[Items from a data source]
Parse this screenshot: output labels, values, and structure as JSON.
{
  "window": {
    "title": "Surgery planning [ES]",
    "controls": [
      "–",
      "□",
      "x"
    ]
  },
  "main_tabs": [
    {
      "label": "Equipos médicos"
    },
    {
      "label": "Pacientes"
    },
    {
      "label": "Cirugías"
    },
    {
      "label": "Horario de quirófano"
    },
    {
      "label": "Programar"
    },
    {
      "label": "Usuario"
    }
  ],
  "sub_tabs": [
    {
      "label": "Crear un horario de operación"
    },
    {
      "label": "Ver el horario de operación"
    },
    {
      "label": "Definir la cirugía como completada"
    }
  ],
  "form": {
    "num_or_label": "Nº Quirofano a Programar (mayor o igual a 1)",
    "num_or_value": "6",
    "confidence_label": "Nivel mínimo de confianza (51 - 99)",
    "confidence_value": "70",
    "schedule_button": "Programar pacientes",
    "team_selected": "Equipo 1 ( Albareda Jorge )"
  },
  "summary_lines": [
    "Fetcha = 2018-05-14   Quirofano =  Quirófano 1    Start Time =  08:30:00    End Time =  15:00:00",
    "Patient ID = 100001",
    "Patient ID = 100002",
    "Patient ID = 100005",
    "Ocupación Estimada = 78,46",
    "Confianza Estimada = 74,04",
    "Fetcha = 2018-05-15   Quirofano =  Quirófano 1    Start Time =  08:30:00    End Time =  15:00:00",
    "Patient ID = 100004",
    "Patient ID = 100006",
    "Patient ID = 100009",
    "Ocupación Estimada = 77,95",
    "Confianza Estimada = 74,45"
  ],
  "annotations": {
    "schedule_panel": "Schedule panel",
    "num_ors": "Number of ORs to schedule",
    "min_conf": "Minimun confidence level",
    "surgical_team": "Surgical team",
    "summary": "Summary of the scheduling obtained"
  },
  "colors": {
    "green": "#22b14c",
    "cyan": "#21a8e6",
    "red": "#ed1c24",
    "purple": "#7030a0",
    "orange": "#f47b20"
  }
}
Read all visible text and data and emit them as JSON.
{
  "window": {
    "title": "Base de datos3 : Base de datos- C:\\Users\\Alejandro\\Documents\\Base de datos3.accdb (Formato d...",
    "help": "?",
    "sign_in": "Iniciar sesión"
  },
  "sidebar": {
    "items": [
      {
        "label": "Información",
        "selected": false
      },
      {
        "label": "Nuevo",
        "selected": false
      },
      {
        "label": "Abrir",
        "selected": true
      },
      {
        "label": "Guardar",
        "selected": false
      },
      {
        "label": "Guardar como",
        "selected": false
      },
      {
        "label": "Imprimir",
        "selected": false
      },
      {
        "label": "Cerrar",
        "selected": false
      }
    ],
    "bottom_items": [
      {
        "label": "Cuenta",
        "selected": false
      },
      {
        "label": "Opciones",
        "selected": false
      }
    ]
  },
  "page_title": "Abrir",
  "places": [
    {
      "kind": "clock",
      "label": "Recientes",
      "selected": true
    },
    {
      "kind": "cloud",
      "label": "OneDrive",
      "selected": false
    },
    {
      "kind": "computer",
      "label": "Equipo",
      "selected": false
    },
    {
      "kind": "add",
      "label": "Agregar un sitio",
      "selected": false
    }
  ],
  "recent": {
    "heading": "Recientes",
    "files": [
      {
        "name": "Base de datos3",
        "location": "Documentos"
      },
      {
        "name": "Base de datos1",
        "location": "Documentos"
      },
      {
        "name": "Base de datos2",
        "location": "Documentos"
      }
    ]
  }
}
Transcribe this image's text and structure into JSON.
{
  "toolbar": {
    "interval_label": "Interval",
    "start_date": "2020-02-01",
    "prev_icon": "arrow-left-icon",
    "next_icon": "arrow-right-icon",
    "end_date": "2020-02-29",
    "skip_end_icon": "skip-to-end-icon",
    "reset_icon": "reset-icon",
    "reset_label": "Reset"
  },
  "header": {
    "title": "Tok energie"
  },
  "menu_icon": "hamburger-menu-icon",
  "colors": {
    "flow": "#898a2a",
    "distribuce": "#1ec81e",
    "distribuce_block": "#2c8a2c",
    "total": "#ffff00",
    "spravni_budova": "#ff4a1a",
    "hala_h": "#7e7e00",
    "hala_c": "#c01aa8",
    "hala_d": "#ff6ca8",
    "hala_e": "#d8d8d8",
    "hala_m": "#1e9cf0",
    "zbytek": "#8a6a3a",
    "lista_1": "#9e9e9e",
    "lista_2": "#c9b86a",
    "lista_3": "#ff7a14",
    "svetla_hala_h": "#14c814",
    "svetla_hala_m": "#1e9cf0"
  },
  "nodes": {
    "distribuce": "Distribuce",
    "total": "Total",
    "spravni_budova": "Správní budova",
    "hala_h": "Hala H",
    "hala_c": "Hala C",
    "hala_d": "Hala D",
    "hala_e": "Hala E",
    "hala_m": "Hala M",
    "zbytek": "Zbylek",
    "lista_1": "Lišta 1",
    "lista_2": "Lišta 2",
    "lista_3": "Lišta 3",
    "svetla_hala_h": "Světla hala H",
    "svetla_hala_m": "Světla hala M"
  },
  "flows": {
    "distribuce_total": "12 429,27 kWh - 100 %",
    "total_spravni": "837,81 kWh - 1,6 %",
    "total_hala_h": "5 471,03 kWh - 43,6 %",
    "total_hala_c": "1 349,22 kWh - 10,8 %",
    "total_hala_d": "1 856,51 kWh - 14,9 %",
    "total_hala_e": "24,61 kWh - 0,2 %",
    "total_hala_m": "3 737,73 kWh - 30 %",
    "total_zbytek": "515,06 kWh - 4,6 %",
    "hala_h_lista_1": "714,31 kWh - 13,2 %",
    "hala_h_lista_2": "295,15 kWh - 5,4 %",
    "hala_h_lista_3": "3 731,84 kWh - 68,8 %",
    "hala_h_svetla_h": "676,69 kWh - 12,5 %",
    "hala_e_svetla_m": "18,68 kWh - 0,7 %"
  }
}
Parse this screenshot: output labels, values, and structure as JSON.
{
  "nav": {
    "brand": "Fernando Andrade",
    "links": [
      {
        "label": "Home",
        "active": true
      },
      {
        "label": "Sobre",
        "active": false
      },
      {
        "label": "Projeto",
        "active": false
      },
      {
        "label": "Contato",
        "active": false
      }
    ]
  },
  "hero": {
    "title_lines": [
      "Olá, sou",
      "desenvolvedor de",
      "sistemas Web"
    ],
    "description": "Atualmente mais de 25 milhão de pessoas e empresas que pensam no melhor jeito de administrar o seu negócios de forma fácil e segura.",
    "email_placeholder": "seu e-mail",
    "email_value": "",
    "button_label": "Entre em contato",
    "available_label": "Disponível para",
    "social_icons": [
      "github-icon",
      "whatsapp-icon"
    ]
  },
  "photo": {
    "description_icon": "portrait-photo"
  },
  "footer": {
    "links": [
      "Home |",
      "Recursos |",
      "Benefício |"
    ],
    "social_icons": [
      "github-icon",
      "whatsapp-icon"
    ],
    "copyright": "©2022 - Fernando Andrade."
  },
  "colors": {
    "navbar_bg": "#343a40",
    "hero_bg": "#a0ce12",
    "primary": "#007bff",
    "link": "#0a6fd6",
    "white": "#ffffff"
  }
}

**EXERCISE INSTRUCTIONS:** Would you restate each of the entries word for word?

**FULL OUTPUT:**
Parse this screenshot: output labels, values, and structure as JSON.
{
  "window": {
    "title": "Surgery planning [ES]",
    "controls": [
      "–",
      "□",
      "x"
    ]
  },
  "main_tabs": [
    {
      "label": "Equipos médicos"
    },
    {
      "label": "Pacientes"
    },
    {
      "label": "Cirugías"
    },
    {
      "label": "Horario de quirófano"
    },
    {
      "label": "Programar"
    },
    {
      "label": "Usuario"
    }
  ],
  "sub_tabs": [
    {
      "label": "Crear un horario de operación"
    },
    {
      "label": "Ver el horario de operación"
    },
    {
      "label": "Definir la cirugía como completada"
    }
  ],
  "form": {
    "num_or_label": "Nº Quirofano a Programar (mayor o igual a 1)",
    "num_or_value": "6",
    "confidence_label": "Nivel mínimo de confianza (51 - 99)",
    "confidence_value": "70",
    "schedule_button": "Programar pacientes",
    "team_selected": "Equipo 1 ( Albareda Jorge )"
  },
  "summary_lines": [
    "Fetcha = 2018-05-14   Quirofano =  Quirófano 1    Start Time =  08:30:00    End Time =  15:00:00",
    "Patient ID = 100001",
    "Patient ID = 100002",
    "Patient ID = 100005",
    "Ocupación Estimada = 78,46",
    "Confianza Estimada = 74,04",
    "Fetcha = 2018-05-15   Quirofano =  Quirófano 1    Start Time =  08:30:00    End Time =  15:00:00",
    "Patient ID = 100004",
    "Patient ID = 100006",
    "Patient ID = 100009",
    "Ocupación Estimada = 77,95",
    "Confianza Estimada = 74,45"
  ],
  "annotations": {
    "schedule_panel": "Schedule panel",
    "num_ors": "Number of ORs to schedule",
    "min_conf": "Minimun confidence level",
    "surgical_team": "Surgical team",
    "summary": "Summary of the scheduling obtained"
  },
  "colors": {
    "green": "#22b14c",
    "cyan": "#21a8e6",
    "red": "#ed1c24",
    "purple": "#7030a0",
    "orange": "#f47b20"
  }
}
Read all visible text and data and emit them as JSON.
{
  "window": {
    "title": "Base de datos3 : Base de datos- C:\\Users\\Alejandro\\Documents\\Base de datos3.accdb (Formato d...",
    "help": "?",
    "sign_in": "Iniciar sesión"
  },
  "sidebar": {
    "items": [
      {
        "label": "Información",
        "selected": false
      },
      {
        "label": "Nuevo",
        "selected": false
      },
      {
        "label": "Abrir",
        "selected": true
      },
      {
        "label": "Guardar",
        "selected": false
      },
      {
        "label": "Guardar como",
        "selected": false
      },
      {
        "label": "Imprimir",
        "selected": false
      },
      {
        "label": "Cerrar",
        "selected": false
      }
    ],
    "bottom_items": [
      {
        "label": "Cuenta",
        "selected": false
      },
      {
        "label": "Opciones",
        "selected": false
      }
    ]
  },
  "page_title": "Abrir",
  "places": [
    {
      "kind": "clock",
      "label": "Recientes",
      "selected": true
    },
    {
      "kind": "cloud",
      "label": "OneDrive",
      "selected": false
    },
    {
      "kind": "computer",
      "label": "Equipo",
      "selected": false
    },
    {
      "kind": "add",
      "label": "Agregar un sitio",
      "selected": false
    }
  ],
  "recent": {
    "heading": "Recientes",
    "files": [
      {
        "name": "Base de datos3",
        "location": "Documentos"
      },
      {
        "name": "Base de datos1",
        "location": "Documentos"
      },
      {
        "name": "Base de datos2",
        "location": "Documentos"
      }
    ]
  }
}
Transcribe this image's text and structure into JSON.
{
  "toolbar": {
    "interval_label": "Interval",
    "start_date": "2020-02-01",
    "prev_icon": "arrow-left-icon",
    "next_icon": "arrow-right-icon",
    "end_date": "2020-02-29",
    "skip_end_icon": "skip-to-end-icon",
    "reset_icon": "reset-icon",
    "reset_label": "Reset"
  },
  "header": {
    "title": "Tok energie"
  },
  "menu_icon": "hamburger-menu-icon",
  "colors": {
    "flow": "#898a2a",
    "distribuce": "#1ec81e",
    "distribuce_block": "#2c8a2c",
    "total": "#ffff00",
    "spravni_budova": "#ff4a1a",
    "hala_h": "#7e7e00",
    "hala_c": "#c01aa8",
    "hala_d": "#ff6ca8",
    "hala_e": "#d8d8d8",
    "hala_m": "#1e9cf0",
    "zbytek": "#8a6a3a",
    "lista_1": "#9e9e9e",
    "lista_2": "#c9b86a",
    "lista_3": "#ff7a14",
    "svetla_hala_h": "#14c814",
    "svetla_hala_m": "#1e9cf0"
  },
  "nodes": {
    "distribuce": "Distribuce",
    "total": "Total",
    "spravni_budova": "Správní budova",
    "hala_h": "Hala H",
    "hala_c": "Hala C",
    "hala_d": "Hala D",
    "hala_e": "Hala E",
    "hala_m": "Hala M",
    "zbytek": "Zbylek",
    "lista_1": "Lišta 1",
    "lista_2": "Lišta 2",
    "lista_3": "Lišta 3",
    "svetla_hala_h": "Světla hala H",
    "svetla_hala_m": "Světla hala M"
  },
  "flows": {
    "distribuce_total": "12 429,27 kWh - 100 %",
    "total_spravni": "837,81 kWh - 1,6 %",
    "total_hala_h": "5 471,03 kWh - 43,6 %",
    "total_hala_c": "1 349,22 kWh - 10,8 %",
    "total_hala_d": "1 856,51 kWh - 14,9 %",
    "total_hala_e": "24,61 kWh - 0,2 %",
    "total_hala_m": "3 737,73 kWh - 30 %",
    "total_zbytek": "515,06 kWh - 4,6 %",
    "hala_h_lista_1": "714,31 kWh - 13,2 %",
    "hala_h_lista_2": "295,15 kWh - 5,4 %",
    "hala_h_lista_3": "3 731,84 kWh - 68,8 %",
    "hala_h_svetla_h": "676,69 kWh - 12,5 %",
    "hala_e_svetla_m": "18,68 kWh - 0,7 %"
  }
}
Parse this screenshot: output labels, values, and structure as JSON.
{
  "nav": {
    "brand": "Fernando Andrade",
    "links": [
      {
        "label": "Home",
        "active": true
      },
      {
        "label": "Sobre",
        "active": false
      },
      {
        "label": "Projeto",
        "active": false
      },
      {
        "label": "Contato",
        "active": false
      }
    ]
  },
  "hero": {
    "title_lines": [
      "Olá, sou",
      "desenvolvedor de",
      "sistemas Web"
    ],
    "description": "Atualmente mais de 25 milhão de pessoas e empresas que pensam no melhor jeito de administrar o seu negócios de forma fácil e segura.",
    "email_placeholder": "seu e-mail",
    "email_value": "",
    "button_label": "Entre em contato",
    "available_label": "Disponível para",
    "social_icons": [
      "github-icon",
      "whatsapp-icon"
    ]
  },
  "photo": {
    "description_icon": "portrait-photo"
  },
  "footer": {
    "links": [
      "Home |",
      "Recursos |",
      "Benefício |"
    ],
    "social_icons": [
      "github-icon",
      "whatsapp-icon"
    ],
    "copyright": "©2022 - Fernando Andrade."
  },
  "colors": {
    "navbar_bg": "#343a40",
    "hero_bg": "#a0ce12",
    "primary": "#007bff",
    "link": "#0a6fd6",
    "white": "#ffffff"
  }
}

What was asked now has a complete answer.